▽

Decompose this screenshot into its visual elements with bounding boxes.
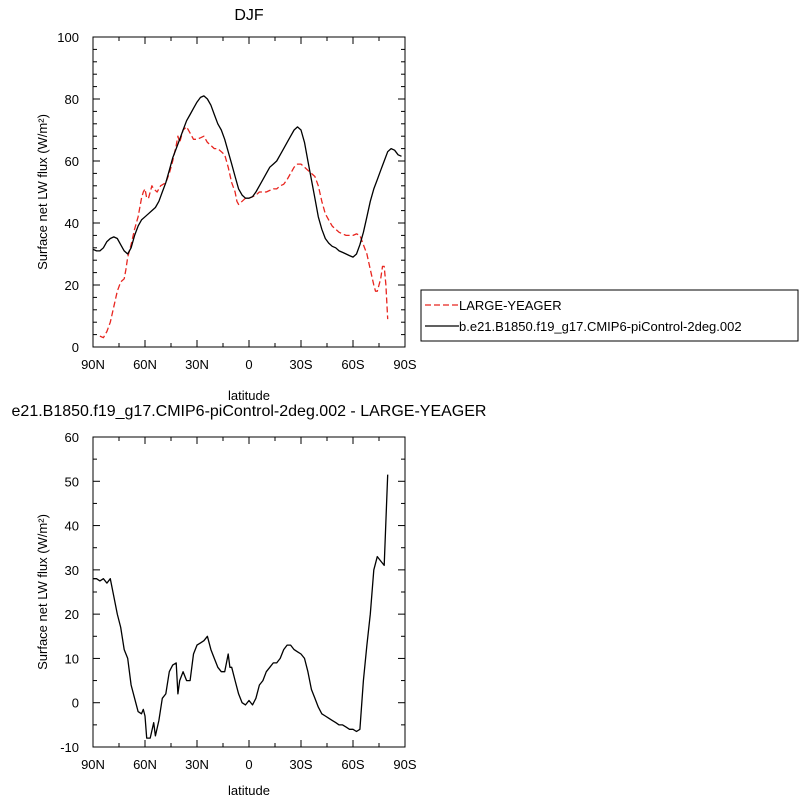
x-tick-label: 90N (81, 357, 105, 372)
y-tick-label: 60 (65, 430, 79, 445)
series-line-1 (92, 95, 402, 258)
legend-box (420, 289, 799, 342)
x-axis-label: latitude (228, 388, 270, 403)
x-tick-label: 30S (289, 357, 312, 372)
x-tick-label: 90S (393, 357, 416, 372)
legend-label-0: LARGE-YEAGER (459, 298, 562, 313)
x-tick-label: 0 (245, 757, 252, 772)
x-tick-label: 60N (133, 757, 157, 772)
legend-label-1: b.e21.B1850.f19_g17.CMIP6-piControl-2deg… (459, 319, 742, 334)
y-tick-label: 60 (65, 154, 79, 169)
y-tick-label: 50 (65, 474, 79, 489)
plot-frame (92, 36, 406, 348)
x-tick-label: 90S (393, 757, 416, 772)
legend: LARGE-YEAGER b.e21.B1850.f19_g17.CMIP6-pi… (420, 289, 799, 342)
y-tick-label: 40 (65, 216, 79, 231)
x-tick-label: 60S (341, 357, 364, 372)
y-tick-label: 20 (65, 278, 79, 293)
bottom-chart: e21.B1850.f19_g17.CMIP6-piControl-2deg.0… (12, 403, 487, 798)
y-tick-label: 0 (72, 696, 79, 711)
y-tick-label: 40 (65, 519, 79, 534)
x-tick-label: 60N (133, 357, 157, 372)
series-line-0 (93, 474, 389, 739)
y-tick-label: 80 (65, 92, 79, 107)
y-tick-label: 10 (65, 651, 79, 666)
chart-title: e21.B1850.f19_g17.CMIP6-piControl-2deg.0… (12, 403, 487, 420)
y-tick-label: 20 (65, 607, 79, 622)
y-axis-label: Surface net LW flux (W/m²) (35, 114, 50, 270)
top-chart: DJF 90N 60N 30N 0 30S 60S 90S 0 20 40 60 80 100 latitu… (35, 7, 417, 403)
y-tick-label: 30 (65, 563, 79, 578)
x-tick-label: 30N (185, 357, 209, 372)
y-tick-label: 0 (72, 340, 79, 355)
x-tick-label: 60S (341, 757, 364, 772)
x-tick-label: 0 (245, 357, 252, 372)
chart-title: DJF (234, 7, 264, 24)
series-line-0 (99, 126, 389, 339)
x-tick-label: 90N (81, 757, 105, 772)
x-axis-label: latitude (228, 783, 270, 798)
y-tick-label: -10 (60, 740, 79, 755)
y-tick-label: 100 (57, 30, 79, 45)
x-tick-label: 30S (289, 757, 312, 772)
y-axis-label: Surface net LW flux (W/m²) (35, 514, 50, 670)
x-tick-label: 30N (185, 757, 209, 772)
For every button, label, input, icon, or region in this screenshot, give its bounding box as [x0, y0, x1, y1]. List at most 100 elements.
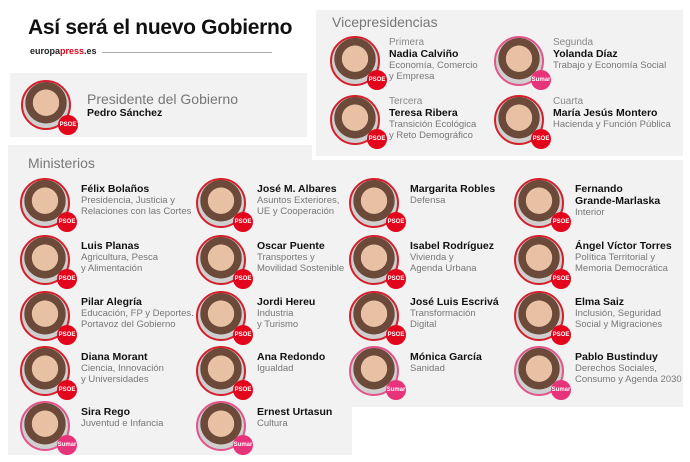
portfolio: Relaciones con las Cortes [81, 206, 192, 217]
sumar-badge: Sumar [531, 70, 551, 90]
person-name: Diana Morant [81, 351, 148, 363]
psoe-badge: PSOE [233, 269, 253, 289]
portrait-photo [349, 291, 399, 341]
person-name: Félix Bolaños [81, 183, 150, 195]
person-info: José Luis Escrivá Transformación Digital [410, 296, 499, 330]
portfolio: Igualdad [257, 363, 294, 374]
portfolio: Derechos Sociales, [575, 363, 657, 374]
portfolio: UE y Cooperación [257, 206, 335, 217]
person-name: Isabel Rodríguez [410, 240, 495, 252]
person-name: Pablo Bustinduy [575, 351, 658, 363]
person-info: Ángel Víctor Torres Política Territorial … [575, 240, 672, 274]
portfolio: Asuntos Exteriores, [257, 195, 340, 206]
person-info: Isabel Rodríguez Vivienda y Agenda Urbana [410, 240, 494, 274]
person-name: Ernest Urtasun [257, 406, 333, 418]
portrait-photo [20, 346, 70, 396]
person-name: Elma Saiz [575, 296, 625, 308]
portfolio: y Turismo [257, 319, 299, 330]
person-name: Grande-Marlaska [575, 195, 661, 207]
portfolio: Consumo y Agenda 2030 [575, 374, 682, 385]
person-name: Oscar Puente [257, 240, 325, 252]
sumar-badge: Sumar [57, 435, 77, 455]
portfolio: y Alimentación [81, 263, 143, 274]
person-name: Mónica García [410, 351, 482, 363]
vice-rank: Primera [389, 37, 425, 48]
portfolio: Educación, FP y Deportes. [81, 308, 194, 319]
psoe-badge: PSOE [386, 212, 406, 232]
portfolio: Agricultura, Pesca [81, 252, 159, 263]
person-info: Jordi Hereu Industria y Turismo [257, 296, 315, 330]
portfolio: Interior [575, 207, 605, 218]
person-info: Elma Saiz Inclusión, Seguridad Social y Mi… [575, 296, 662, 330]
person-info: Luis Planas Agricultura, Pesca y Alimentac… [81, 240, 158, 274]
psoe-badge: PSOE [57, 325, 77, 345]
portfolio: Sanidad [410, 363, 445, 374]
person-info: Tercera Teresa Ribera Transición Ecológica… [389, 96, 476, 141]
psoe-badge: PSOE [531, 129, 551, 149]
person-info: Pablo Bustinduy Derechos Sociales, Consumo… [575, 351, 682, 385]
page-title: Así será el nuevo Gobierno [28, 16, 293, 39]
person-info: Mónica García Sanidad [410, 351, 482, 374]
person-info: Pilar Alegría Educación, FP y Deportes. Po… [81, 296, 194, 330]
psoe-badge: PSOE [57, 380, 77, 400]
person-name: Ana Redondo [257, 351, 326, 363]
portfolio: y Reto Demográfico [389, 130, 473, 141]
sumar-badge: Sumar [551, 380, 571, 400]
person-info: Segunda Yolanda Díaz Trabajo y Economía So… [553, 37, 666, 71]
portfolio: Trabajo y Economía Social [553, 60, 667, 71]
portrait-photo [349, 235, 399, 285]
president-name: Pedro Sánchez [87, 107, 163, 119]
psoe-badge: PSOE [233, 380, 253, 400]
portfolio: Defensa [410, 195, 446, 206]
psoe-badge: PSOE [367, 129, 387, 149]
vice-rank: Tercera [389, 96, 423, 107]
person-info: Ernest Urtasun Cultura [257, 406, 332, 429]
portfolio: Digital [410, 319, 437, 330]
person-name: Nadia Calviño [389, 48, 459, 60]
portfolio: Presidencia, Justicia y [81, 195, 175, 206]
vice-rank: Cuarta [553, 96, 584, 107]
person-name: Ángel Víctor Torres [575, 240, 672, 252]
portfolio: Transición Ecológica [389, 119, 477, 130]
psoe-badge: PSOE [386, 325, 406, 345]
portfolio: Inclusión, Seguridad [575, 308, 662, 319]
portrait-photo [196, 178, 246, 228]
person-info: Cuarta María Jesús Montero Hacienda y Func… [553, 96, 671, 130]
person-name: Fernando [575, 183, 623, 195]
psoe-badge: PSOE [57, 269, 77, 289]
sumar-badge: Sumar [386, 380, 406, 400]
portfolio: Agenda Urbana [410, 263, 477, 274]
person-name: María Jesús Montero [553, 107, 658, 119]
person-info: Fernando Grande-Marlaska Interior [575, 183, 660, 218]
portfolio: Ciencia, Innovación [81, 363, 164, 374]
person-name: José M. Albares [257, 183, 337, 195]
person-info: Ana Redondo Igualdad [257, 351, 325, 374]
person-name: Teresa Ribera [389, 107, 458, 119]
portfolio: Social y Migraciones [575, 319, 663, 330]
person-name: Sira Rego [81, 406, 131, 418]
portrait-photo [20, 401, 70, 451]
person-name: Jordi Hereu [257, 296, 316, 308]
vice-rank: Segunda [553, 37, 594, 48]
portfolio: Transportes y [257, 252, 315, 263]
vice-heading: Vicepresidencias [332, 14, 438, 30]
psoe-badge: PSOE [386, 269, 406, 289]
psoe-badge: PSOE [551, 269, 571, 289]
person-info: José M. Albares Asuntos Exteriores, UE y C… [257, 183, 339, 217]
ministries-heading: Ministerios [28, 155, 95, 171]
portfolio: y Universidades [81, 374, 149, 385]
portrait-photo [196, 401, 246, 451]
divider [102, 52, 272, 53]
portfolio: Portavoz del Gobierno [81, 319, 176, 330]
president-heading: Presidente del Gobierno [87, 91, 238, 107]
person-name: Pilar Alegría [81, 296, 142, 308]
person-info: Primera Nadia Calviño Economía, Comercio y … [389, 37, 478, 82]
portfolio: Política Territorial y [575, 252, 656, 263]
person-name: Yolanda Díaz [553, 48, 618, 60]
psoe-badge: PSOE [233, 212, 253, 232]
person-info: Félix Bolaños Presidencia, Justicia y Rela… [81, 183, 191, 217]
sumar-badge: Sumar [233, 435, 253, 455]
psoe-badge: PSOE [551, 212, 571, 232]
portfolio: Movilidad Sostenible [257, 263, 345, 274]
person-name: José Luis Escrivá [410, 296, 499, 308]
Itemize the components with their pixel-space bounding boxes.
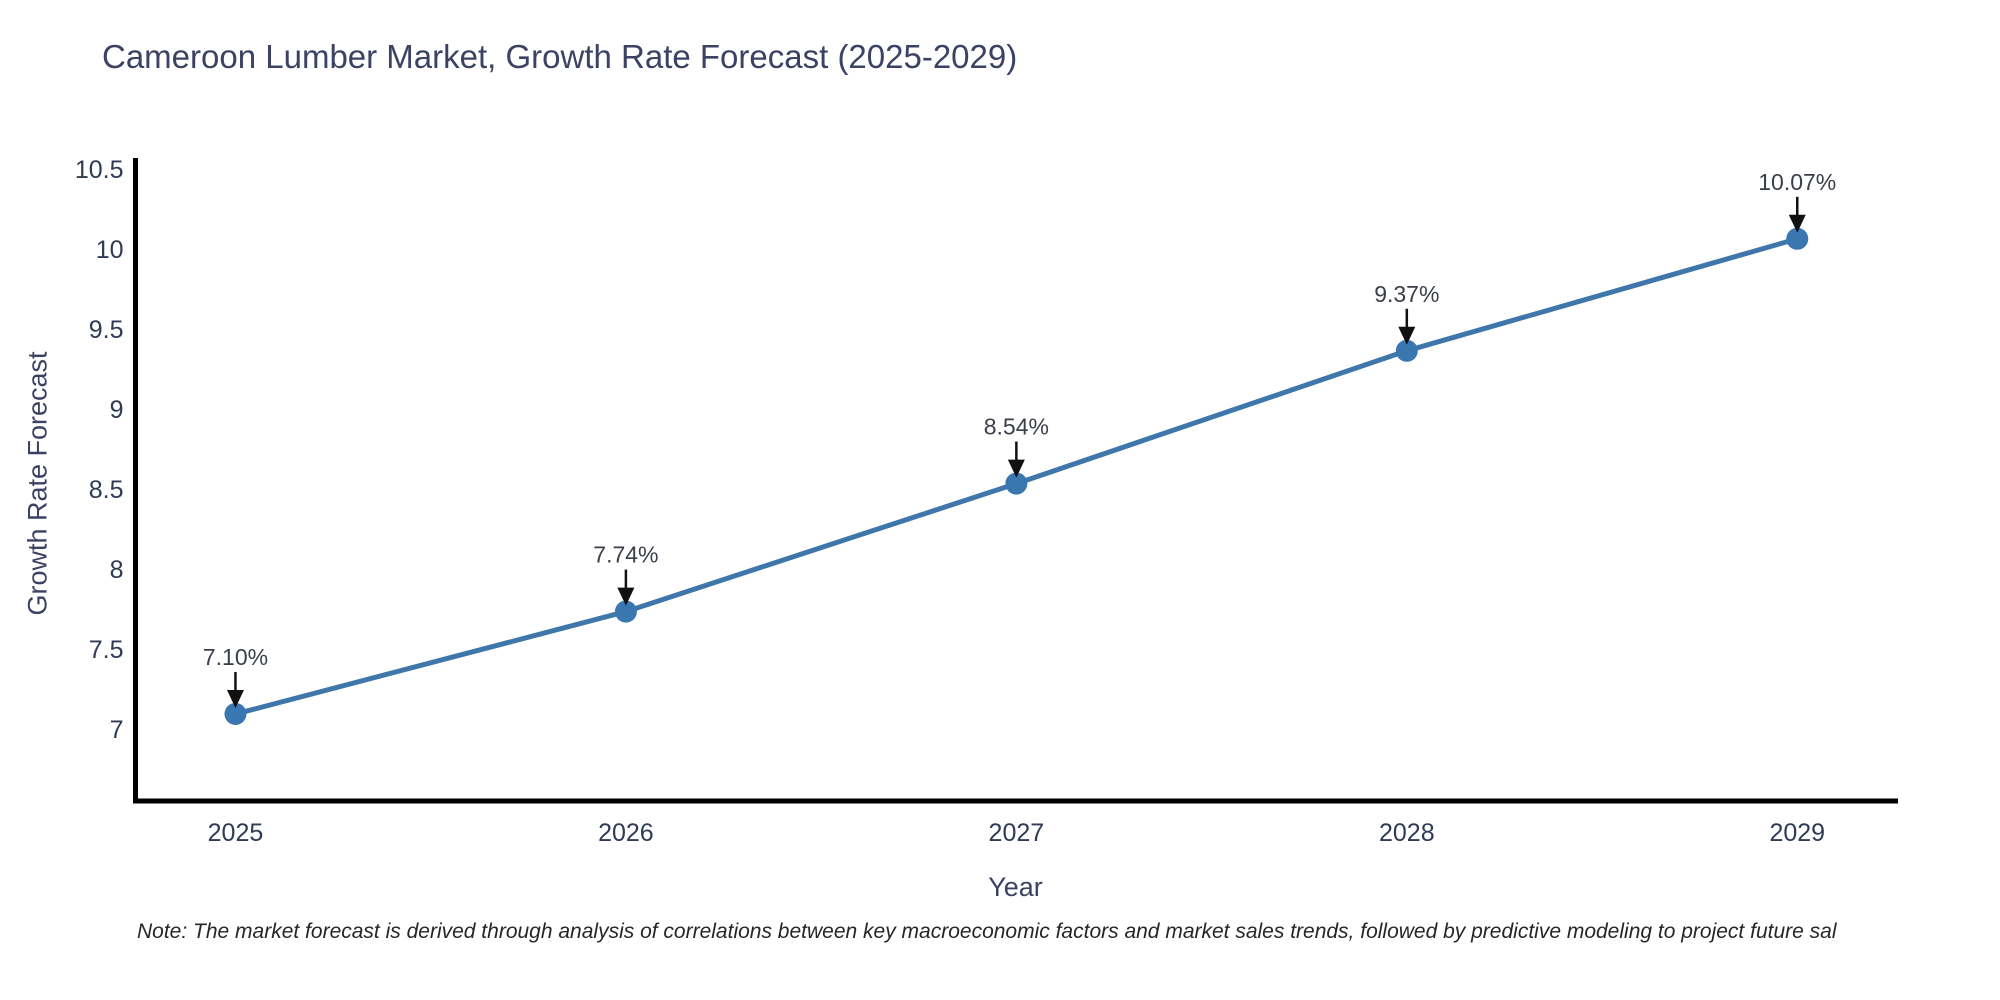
footnote: Note: The market forecast is derived thr… (137, 920, 1837, 943)
y-tick-label: 9 (110, 396, 124, 424)
x-tick-label: 2027 (989, 819, 1045, 847)
annotation-label: 7.74% (593, 542, 658, 568)
x-tick-label: 2026 (598, 819, 654, 847)
point-annotation: 7.74% (593, 542, 659, 606)
data-point-marker[interactable] (1786, 227, 1809, 250)
y-tick-label: 7.5 (89, 636, 124, 664)
down-arrow-icon (1788, 214, 1806, 233)
x-axis-title: Year (988, 872, 1043, 902)
y-tick-label: 8.5 (89, 476, 124, 504)
x-tick-label: 2028 (1379, 819, 1435, 847)
data-point-marker[interactable] (224, 702, 247, 725)
y-tick-label: 7 (110, 716, 124, 744)
annotation-label: 7.10% (203, 644, 268, 670)
data-point-marker[interactable] (1395, 339, 1418, 362)
down-arrow-icon (1398, 326, 1416, 345)
chart-title: Cameroon Lumber Market, Growth Rate Fore… (102, 38, 1018, 75)
annotation-label: 10.07% (1758, 169, 1836, 195)
down-arrow-icon (1007, 459, 1025, 478)
point-annotation: 7.10% (203, 644, 268, 708)
data-point-marker[interactable] (1005, 472, 1028, 495)
data-point-marker[interactable] (614, 600, 637, 623)
y-tick-label: 9.5 (89, 316, 124, 344)
annotation-label: 9.37% (1374, 281, 1439, 307)
x-tick-label: 2025 (208, 819, 264, 847)
point-annotation: 8.54% (984, 414, 1049, 478)
x-tick-label: 2029 (1769, 819, 1825, 847)
y-tick-label: 8 (110, 556, 124, 584)
down-arrow-icon (617, 587, 635, 606)
y-tick-label: 10 (96, 236, 124, 264)
annotation-label: 8.54% (984, 414, 1049, 440)
y-axis-title: Growth Rate Forecast (22, 351, 53, 616)
point-annotation: 9.37% (1374, 281, 1439, 345)
down-arrow-icon (226, 689, 244, 708)
point-annotation: 10.07% (1758, 169, 1836, 233)
y-tick-label: 10.5 (75, 156, 124, 184)
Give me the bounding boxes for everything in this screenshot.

△

(CHALLENGE): Rewrite the lines from the one with "portfolio: Relaciones con" to the one with "person-name: Grande-Marlaska [575, 195, 661, 207]", changing every "portfolio" to "ministry" and leaving everything else unchanged.

(ANSWER TO THIS TASK):
ministry: Relaciones con las Cortes [81, 206, 192, 217]
sumar-badge: Sumar [531, 70, 551, 90]
person-name: Diana Morant [81, 351, 148, 363]
psoe-badge: PSOE [233, 269, 253, 289]
portrait-photo [349, 291, 399, 341]
person-name: Félix Bolaños [81, 183, 150, 195]
person-info: José Luis Escrivá Transformación Digital [410, 296, 499, 330]
ministry: Igualdad [257, 363, 294, 374]
ministry: Derechos Sociales, [575, 363, 657, 374]
ministry: UE y Cooperación [257, 206, 335, 217]
person-name: Isabel Rodríguez [410, 240, 495, 252]
person-name: Pablo Bustinduy [575, 351, 658, 363]
person-info: Ángel Víctor Torres Política Territorial … [575, 240, 672, 274]
ministry: Asuntos Exteriores, [257, 195, 340, 206]
person-info: Isabel Rodríguez Vivienda y Agenda Urbana [410, 240, 494, 274]
person-name: Ernest Urtasun [257, 406, 333, 418]
portrait-photo [20, 346, 70, 396]
person-name: Elma Saiz [575, 296, 625, 308]
ministry: y Turismo [257, 319, 299, 330]
person-name: Grande-Marlaska [575, 195, 661, 207]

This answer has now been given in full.